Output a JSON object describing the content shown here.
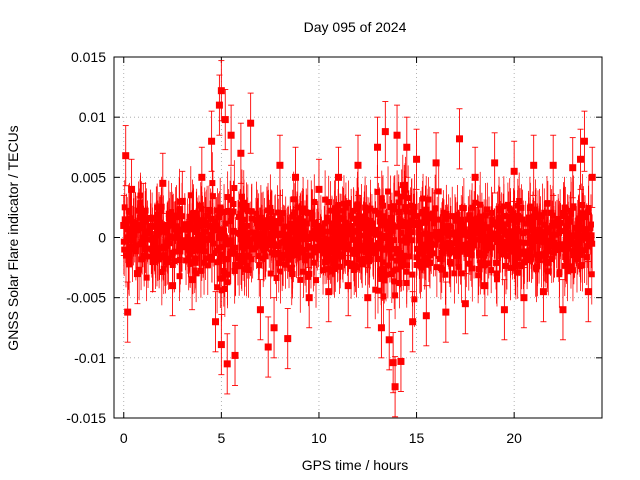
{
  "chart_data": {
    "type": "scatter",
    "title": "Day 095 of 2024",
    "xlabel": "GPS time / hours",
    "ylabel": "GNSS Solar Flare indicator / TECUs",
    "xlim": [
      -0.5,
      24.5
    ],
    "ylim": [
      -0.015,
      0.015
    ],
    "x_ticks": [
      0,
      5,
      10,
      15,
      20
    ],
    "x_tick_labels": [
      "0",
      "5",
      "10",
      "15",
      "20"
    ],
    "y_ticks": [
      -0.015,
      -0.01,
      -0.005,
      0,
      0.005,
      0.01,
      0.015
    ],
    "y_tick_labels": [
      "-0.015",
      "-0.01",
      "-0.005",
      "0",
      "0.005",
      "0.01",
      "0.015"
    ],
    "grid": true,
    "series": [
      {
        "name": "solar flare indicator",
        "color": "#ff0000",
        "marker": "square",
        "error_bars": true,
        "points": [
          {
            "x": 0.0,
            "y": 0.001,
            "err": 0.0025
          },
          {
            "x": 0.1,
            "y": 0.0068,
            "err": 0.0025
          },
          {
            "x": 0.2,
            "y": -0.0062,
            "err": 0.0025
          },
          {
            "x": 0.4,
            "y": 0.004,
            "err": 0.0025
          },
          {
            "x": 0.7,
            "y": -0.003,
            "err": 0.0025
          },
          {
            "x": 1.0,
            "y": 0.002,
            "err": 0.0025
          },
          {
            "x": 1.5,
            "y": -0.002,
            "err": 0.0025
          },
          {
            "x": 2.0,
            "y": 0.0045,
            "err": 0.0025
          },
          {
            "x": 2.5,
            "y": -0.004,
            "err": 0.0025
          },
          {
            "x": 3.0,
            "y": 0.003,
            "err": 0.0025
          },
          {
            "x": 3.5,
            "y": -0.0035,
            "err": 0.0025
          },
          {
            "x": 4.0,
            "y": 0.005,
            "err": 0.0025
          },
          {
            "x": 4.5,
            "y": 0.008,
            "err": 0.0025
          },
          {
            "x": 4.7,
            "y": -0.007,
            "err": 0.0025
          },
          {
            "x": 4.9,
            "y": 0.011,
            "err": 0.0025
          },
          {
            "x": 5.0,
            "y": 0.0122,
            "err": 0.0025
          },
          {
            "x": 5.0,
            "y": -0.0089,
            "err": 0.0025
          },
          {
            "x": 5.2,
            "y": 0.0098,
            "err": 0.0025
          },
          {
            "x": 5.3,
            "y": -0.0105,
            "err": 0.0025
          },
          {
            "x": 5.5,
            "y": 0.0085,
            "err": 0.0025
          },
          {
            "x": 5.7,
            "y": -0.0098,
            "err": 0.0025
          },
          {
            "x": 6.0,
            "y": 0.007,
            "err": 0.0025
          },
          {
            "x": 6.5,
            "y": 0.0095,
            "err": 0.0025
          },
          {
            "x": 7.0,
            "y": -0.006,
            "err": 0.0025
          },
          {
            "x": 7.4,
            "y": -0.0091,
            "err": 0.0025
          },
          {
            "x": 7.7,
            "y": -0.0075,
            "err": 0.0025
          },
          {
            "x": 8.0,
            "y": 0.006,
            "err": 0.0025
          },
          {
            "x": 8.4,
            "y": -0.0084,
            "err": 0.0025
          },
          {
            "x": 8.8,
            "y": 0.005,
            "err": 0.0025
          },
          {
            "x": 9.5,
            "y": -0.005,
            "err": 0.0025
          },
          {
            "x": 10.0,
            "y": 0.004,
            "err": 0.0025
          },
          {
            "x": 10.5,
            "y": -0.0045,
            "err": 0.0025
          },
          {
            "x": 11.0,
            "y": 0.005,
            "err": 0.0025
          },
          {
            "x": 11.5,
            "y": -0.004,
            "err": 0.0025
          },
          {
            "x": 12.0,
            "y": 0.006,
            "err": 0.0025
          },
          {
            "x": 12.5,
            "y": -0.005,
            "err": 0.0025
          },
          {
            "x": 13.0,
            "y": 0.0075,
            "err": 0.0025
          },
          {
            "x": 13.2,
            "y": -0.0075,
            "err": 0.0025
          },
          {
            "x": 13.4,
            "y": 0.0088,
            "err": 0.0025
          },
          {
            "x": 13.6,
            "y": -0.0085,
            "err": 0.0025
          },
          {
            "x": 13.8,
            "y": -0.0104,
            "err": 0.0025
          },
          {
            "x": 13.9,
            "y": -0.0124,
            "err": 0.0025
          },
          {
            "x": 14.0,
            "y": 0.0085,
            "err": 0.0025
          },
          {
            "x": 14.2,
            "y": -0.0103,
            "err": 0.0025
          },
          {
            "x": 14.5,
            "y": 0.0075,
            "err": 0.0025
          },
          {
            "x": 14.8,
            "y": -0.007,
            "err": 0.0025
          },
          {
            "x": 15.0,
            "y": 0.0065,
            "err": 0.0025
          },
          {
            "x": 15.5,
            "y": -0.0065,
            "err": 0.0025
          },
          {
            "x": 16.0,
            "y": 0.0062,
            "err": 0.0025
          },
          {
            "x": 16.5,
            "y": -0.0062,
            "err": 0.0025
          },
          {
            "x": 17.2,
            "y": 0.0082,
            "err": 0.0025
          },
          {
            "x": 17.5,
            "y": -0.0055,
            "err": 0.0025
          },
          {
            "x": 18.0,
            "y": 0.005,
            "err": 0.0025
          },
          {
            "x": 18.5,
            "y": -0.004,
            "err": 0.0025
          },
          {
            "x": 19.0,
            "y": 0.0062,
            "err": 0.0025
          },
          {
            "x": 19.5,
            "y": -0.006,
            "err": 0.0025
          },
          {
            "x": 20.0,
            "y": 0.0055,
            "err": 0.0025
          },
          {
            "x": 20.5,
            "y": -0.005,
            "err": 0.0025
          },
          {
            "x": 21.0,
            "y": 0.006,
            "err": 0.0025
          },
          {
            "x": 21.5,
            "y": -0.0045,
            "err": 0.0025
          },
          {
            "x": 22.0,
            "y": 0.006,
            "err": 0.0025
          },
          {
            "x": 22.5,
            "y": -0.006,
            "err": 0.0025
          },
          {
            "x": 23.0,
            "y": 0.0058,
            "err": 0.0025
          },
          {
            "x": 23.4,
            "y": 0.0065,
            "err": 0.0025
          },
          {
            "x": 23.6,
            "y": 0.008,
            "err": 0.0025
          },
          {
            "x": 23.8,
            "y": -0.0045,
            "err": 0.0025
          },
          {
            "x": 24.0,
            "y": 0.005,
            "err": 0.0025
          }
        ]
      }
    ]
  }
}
━━━
From the entries above, pull out each line that includes "indicator".

## Exercise result
    "ylabel": "GNSS Solar Flare indicator / TECUs",
        "name": "solar flare indicator",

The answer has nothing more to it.